Give the number of lines that include the string "ylabel", nothing more.

Figure content listings
* * *

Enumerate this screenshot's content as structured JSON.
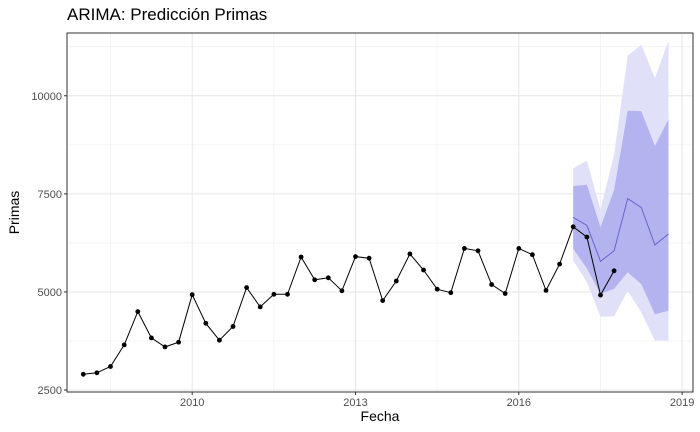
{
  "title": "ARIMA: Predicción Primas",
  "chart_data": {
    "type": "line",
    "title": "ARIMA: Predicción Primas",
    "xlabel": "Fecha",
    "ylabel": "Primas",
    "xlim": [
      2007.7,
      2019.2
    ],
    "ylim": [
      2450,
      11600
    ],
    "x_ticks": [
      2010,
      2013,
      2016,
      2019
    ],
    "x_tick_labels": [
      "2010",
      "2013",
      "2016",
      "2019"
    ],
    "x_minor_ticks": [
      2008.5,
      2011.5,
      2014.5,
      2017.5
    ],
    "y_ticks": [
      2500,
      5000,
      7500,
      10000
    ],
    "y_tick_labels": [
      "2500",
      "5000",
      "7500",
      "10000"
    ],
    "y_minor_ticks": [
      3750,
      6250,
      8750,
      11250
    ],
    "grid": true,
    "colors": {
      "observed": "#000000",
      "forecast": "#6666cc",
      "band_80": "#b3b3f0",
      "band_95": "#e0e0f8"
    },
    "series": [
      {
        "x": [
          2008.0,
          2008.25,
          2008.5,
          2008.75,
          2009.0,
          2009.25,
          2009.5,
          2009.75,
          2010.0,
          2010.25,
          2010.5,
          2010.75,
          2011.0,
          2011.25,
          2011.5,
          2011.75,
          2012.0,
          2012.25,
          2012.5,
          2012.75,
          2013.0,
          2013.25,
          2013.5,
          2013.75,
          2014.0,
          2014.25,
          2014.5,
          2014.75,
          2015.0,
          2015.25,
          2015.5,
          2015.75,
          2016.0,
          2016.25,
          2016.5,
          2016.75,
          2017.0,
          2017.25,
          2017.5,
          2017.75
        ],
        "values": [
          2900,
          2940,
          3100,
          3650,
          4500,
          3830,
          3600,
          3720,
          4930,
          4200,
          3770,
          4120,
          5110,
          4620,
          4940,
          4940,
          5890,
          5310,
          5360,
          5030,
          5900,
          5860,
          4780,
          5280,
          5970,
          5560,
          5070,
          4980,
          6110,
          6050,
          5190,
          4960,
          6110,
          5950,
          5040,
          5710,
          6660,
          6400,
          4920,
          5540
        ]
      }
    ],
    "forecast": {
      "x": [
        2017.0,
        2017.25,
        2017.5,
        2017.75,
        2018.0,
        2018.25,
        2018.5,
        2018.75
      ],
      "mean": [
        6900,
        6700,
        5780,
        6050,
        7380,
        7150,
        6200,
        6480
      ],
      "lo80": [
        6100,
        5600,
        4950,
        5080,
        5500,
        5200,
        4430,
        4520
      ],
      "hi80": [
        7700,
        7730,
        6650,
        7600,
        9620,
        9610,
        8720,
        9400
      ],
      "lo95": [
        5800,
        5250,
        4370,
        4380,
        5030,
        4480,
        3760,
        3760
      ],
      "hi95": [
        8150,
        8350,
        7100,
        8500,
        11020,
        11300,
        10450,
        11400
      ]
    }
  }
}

* * *

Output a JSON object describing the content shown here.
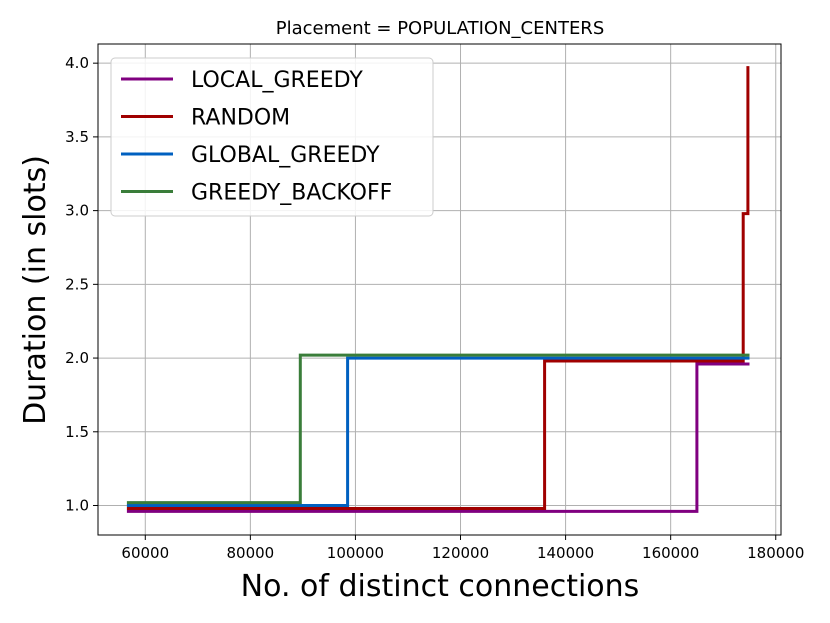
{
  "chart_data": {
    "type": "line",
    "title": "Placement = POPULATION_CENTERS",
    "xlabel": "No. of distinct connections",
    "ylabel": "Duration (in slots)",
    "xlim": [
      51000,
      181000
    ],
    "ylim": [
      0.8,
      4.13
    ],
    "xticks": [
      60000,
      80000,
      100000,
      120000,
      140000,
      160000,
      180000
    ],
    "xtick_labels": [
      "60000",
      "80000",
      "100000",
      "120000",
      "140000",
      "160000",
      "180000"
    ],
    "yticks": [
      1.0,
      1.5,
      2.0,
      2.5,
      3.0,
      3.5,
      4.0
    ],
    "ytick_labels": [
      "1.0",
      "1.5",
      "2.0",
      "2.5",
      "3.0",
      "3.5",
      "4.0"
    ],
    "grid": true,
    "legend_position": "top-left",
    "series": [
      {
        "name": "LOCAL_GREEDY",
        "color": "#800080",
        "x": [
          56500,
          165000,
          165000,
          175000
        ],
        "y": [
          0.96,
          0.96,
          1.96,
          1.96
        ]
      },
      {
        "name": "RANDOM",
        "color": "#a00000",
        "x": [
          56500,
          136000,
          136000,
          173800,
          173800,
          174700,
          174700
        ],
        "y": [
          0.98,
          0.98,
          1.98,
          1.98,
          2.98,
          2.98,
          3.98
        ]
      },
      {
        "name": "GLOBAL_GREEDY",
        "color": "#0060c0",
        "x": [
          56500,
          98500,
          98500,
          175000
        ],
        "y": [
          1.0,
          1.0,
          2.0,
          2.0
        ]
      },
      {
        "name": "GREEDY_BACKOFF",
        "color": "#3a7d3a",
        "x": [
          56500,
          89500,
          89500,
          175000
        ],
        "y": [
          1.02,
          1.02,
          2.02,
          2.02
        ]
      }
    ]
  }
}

* * *

▶ _EXERCISE RESULT_
2